[Dataset excerpt]
---
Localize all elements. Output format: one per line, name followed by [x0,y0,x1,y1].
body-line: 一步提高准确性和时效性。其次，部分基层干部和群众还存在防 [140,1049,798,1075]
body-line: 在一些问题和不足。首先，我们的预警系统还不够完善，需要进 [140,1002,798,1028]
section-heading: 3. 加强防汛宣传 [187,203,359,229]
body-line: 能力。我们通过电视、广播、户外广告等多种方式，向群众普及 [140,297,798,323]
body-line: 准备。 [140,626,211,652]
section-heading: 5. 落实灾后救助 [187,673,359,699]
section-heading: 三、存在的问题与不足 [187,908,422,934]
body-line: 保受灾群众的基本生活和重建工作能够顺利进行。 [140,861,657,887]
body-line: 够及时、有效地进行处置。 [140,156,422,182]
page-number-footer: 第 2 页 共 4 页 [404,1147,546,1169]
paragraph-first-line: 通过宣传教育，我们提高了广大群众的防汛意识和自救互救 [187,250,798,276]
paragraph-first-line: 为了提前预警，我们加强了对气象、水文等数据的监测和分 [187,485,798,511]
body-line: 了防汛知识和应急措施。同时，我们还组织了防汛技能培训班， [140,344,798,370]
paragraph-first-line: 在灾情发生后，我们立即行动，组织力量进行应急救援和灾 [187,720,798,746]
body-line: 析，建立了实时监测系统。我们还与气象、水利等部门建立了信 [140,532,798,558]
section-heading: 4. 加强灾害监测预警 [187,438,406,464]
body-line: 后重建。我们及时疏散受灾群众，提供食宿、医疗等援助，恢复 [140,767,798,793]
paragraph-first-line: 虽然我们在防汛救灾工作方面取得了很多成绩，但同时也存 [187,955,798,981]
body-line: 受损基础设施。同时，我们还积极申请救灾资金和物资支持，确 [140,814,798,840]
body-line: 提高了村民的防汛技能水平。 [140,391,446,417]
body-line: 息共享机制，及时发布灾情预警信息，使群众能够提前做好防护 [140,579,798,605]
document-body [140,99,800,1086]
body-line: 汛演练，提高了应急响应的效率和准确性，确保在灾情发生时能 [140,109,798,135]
---
**What you should do:** How many of the lines above contain the string "section"? Give only the number.

**Finished answer:** 4